====== EXTRACTED INFORMATION

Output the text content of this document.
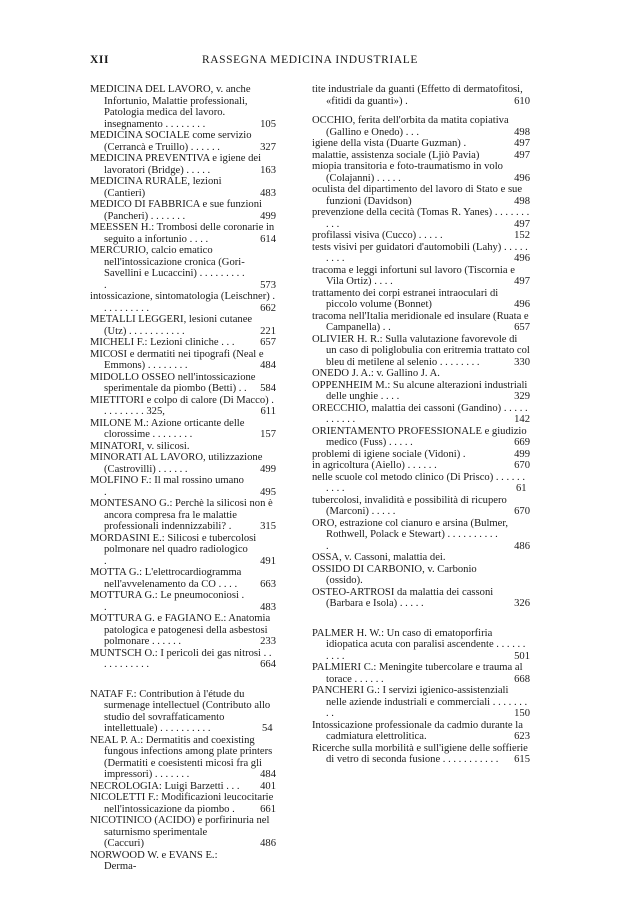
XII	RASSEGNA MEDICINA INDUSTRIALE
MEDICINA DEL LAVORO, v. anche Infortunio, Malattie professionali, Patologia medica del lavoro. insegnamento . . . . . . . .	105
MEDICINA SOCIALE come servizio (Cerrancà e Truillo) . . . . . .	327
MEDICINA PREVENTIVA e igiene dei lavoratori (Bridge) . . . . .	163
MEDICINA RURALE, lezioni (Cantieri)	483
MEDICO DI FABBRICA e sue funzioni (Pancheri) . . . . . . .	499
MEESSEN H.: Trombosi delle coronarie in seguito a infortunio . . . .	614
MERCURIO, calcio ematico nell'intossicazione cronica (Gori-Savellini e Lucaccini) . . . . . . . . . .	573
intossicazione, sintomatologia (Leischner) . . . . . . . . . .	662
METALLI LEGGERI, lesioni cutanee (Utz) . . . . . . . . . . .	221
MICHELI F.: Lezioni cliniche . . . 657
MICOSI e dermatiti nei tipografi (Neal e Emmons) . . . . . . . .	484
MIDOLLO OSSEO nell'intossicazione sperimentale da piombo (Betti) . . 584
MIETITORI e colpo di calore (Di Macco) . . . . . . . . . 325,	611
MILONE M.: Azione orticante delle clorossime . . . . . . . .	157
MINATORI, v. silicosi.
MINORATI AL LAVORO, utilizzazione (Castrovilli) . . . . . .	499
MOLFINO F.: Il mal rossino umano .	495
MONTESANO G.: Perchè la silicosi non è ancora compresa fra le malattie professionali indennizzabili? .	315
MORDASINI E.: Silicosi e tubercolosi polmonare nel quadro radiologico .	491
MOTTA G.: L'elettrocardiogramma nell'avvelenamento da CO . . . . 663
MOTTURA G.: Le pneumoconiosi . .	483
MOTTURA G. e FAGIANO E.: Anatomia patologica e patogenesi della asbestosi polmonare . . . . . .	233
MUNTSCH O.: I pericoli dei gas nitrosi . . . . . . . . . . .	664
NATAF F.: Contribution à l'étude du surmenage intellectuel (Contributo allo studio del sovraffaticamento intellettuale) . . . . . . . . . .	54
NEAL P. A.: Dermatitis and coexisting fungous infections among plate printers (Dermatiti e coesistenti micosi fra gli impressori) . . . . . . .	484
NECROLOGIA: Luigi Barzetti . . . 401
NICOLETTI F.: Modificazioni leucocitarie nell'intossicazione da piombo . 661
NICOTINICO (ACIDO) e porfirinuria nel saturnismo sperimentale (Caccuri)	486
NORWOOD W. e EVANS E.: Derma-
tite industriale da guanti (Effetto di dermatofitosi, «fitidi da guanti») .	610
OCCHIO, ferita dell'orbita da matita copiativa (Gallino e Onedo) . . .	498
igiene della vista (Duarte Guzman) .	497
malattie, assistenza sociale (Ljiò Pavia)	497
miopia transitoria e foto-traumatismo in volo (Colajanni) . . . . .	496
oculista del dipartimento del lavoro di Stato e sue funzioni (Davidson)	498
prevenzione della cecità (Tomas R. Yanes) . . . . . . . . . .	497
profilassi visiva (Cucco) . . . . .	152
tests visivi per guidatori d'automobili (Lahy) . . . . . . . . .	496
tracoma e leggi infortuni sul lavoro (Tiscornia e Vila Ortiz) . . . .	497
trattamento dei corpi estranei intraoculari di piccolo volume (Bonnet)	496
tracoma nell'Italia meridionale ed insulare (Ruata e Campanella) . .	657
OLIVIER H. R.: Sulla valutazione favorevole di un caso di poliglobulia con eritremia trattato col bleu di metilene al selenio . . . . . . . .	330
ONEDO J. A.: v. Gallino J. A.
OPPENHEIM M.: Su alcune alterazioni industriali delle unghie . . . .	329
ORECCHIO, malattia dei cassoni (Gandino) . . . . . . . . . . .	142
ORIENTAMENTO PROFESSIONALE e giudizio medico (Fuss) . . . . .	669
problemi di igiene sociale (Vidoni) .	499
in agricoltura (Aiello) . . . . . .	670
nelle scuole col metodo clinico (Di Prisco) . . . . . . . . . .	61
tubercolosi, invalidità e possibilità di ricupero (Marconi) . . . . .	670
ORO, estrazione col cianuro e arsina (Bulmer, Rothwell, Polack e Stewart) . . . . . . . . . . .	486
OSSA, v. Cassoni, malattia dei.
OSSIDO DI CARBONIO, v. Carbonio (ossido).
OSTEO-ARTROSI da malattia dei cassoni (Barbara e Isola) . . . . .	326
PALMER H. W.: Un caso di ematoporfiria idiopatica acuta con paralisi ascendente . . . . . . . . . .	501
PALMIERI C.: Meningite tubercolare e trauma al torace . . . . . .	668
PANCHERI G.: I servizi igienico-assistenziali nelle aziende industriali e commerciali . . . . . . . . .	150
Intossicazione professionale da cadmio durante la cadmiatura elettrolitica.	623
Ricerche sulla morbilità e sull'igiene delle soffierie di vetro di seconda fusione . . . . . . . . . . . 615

============
====== EXTRACTED INFORMATION

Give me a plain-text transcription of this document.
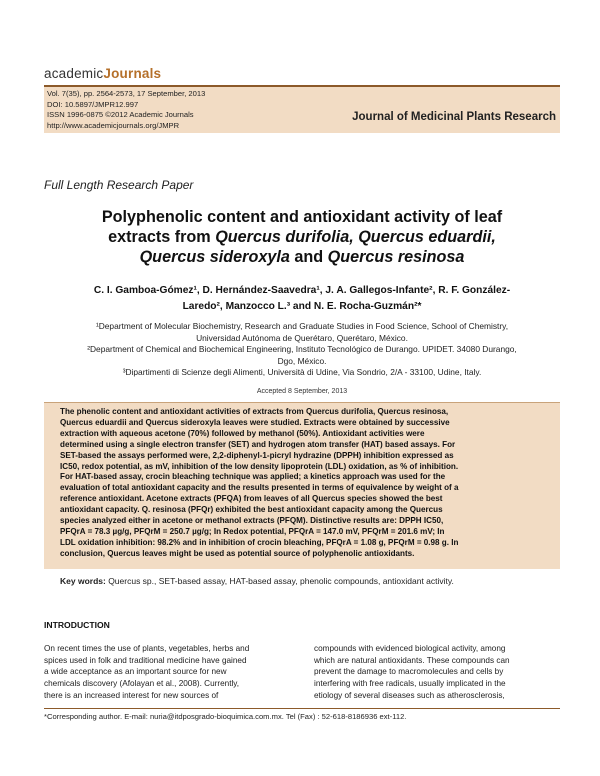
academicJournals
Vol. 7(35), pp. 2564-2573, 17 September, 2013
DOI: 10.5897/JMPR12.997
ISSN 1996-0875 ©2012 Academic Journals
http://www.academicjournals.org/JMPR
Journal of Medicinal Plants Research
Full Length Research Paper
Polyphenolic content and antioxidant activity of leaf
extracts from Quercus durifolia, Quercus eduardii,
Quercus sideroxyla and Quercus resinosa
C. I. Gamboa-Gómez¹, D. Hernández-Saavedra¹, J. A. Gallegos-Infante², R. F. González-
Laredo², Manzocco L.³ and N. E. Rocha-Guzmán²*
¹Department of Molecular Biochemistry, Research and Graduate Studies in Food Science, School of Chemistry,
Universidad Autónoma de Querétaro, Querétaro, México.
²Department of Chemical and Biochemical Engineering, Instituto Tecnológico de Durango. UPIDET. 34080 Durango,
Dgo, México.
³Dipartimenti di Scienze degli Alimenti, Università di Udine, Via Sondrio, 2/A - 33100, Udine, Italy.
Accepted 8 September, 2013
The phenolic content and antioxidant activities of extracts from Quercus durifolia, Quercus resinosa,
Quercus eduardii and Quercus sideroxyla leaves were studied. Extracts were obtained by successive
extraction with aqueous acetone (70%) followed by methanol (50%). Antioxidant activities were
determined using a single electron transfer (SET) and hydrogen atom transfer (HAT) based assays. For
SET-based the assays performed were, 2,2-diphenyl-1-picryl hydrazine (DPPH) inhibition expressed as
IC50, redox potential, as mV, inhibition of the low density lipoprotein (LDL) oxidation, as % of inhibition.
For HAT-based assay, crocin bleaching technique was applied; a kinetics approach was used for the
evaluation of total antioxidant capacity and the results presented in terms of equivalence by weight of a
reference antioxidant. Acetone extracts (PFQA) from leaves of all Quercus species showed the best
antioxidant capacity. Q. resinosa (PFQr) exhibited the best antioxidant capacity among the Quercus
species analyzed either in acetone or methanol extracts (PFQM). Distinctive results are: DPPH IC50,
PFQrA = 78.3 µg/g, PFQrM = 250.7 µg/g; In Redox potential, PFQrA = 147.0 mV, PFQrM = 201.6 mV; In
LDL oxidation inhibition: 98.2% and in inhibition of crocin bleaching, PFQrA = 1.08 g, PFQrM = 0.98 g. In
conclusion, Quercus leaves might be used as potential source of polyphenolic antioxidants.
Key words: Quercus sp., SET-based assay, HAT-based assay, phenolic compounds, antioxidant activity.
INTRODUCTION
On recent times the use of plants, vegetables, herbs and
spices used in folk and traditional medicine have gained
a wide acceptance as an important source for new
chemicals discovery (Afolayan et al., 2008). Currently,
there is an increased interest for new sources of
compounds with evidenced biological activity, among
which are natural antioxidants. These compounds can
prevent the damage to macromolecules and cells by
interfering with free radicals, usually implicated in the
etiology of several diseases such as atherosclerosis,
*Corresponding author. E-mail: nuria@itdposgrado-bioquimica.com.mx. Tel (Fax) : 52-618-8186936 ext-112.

============
====== EXTRACTED INFORMATION

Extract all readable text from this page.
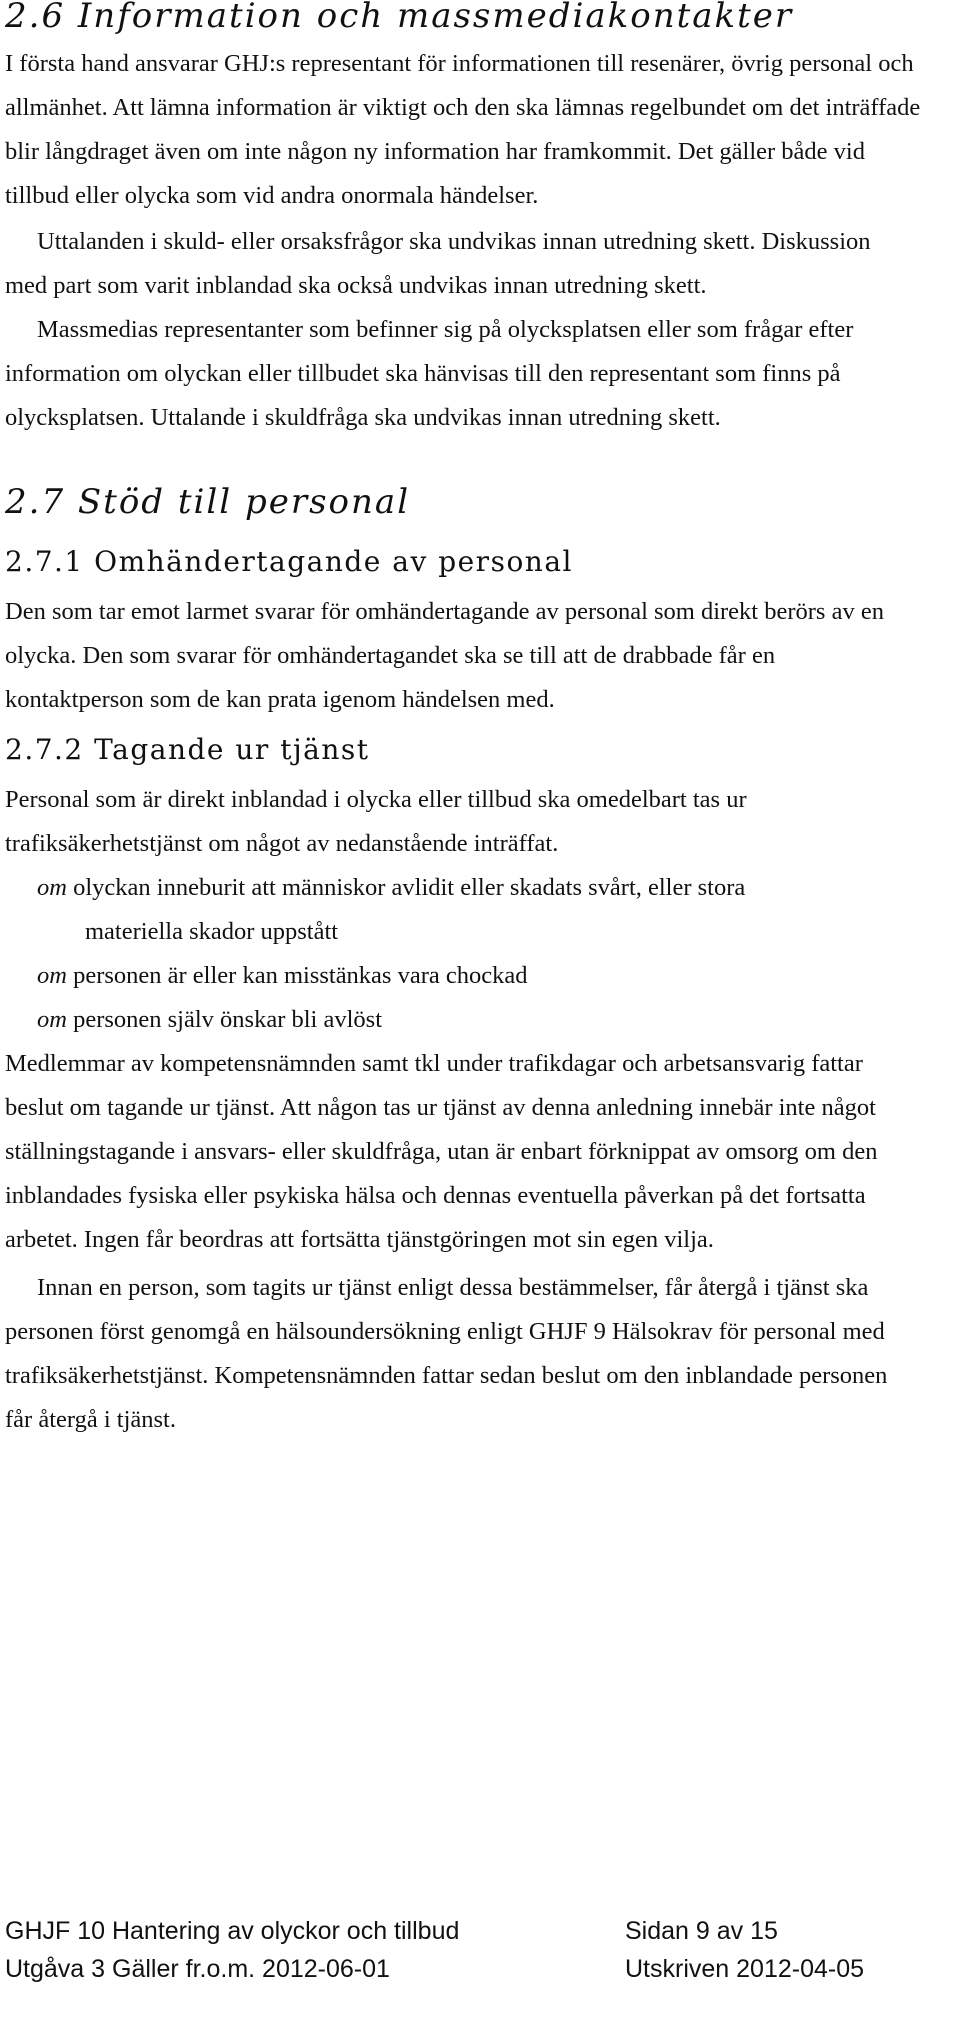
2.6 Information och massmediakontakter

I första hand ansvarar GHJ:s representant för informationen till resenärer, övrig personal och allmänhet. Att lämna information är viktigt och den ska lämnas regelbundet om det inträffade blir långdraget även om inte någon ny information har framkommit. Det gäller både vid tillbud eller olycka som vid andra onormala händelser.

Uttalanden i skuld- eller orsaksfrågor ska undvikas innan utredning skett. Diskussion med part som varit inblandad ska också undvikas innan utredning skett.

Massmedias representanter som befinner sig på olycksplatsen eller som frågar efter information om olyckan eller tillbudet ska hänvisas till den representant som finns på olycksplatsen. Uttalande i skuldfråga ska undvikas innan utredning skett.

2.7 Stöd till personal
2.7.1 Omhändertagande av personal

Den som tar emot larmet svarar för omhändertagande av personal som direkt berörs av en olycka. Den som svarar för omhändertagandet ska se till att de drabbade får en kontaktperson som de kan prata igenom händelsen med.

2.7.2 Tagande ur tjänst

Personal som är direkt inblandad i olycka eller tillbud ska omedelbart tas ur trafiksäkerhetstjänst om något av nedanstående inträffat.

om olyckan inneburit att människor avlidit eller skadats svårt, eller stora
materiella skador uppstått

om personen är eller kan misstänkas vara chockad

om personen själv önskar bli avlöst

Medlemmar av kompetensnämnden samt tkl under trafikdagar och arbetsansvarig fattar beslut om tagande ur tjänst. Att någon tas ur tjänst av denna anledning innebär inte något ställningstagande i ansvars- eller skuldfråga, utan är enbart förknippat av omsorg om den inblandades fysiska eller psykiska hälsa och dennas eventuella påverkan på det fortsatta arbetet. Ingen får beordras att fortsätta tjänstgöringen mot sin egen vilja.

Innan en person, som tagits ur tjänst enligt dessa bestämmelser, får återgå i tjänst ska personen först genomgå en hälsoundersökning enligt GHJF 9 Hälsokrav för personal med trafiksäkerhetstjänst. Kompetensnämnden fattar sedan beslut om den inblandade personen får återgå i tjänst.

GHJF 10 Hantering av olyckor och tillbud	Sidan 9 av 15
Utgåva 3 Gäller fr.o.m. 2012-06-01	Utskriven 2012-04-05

============

◆ AIM OF THE TASK ◆
The answer must consist of every line from the data that holds the string "this".

◆ EXPECTED ANSWER ◆
Output the text content of this document.
Give me a plain-text transcription of this document.
Extract all readable text from this page.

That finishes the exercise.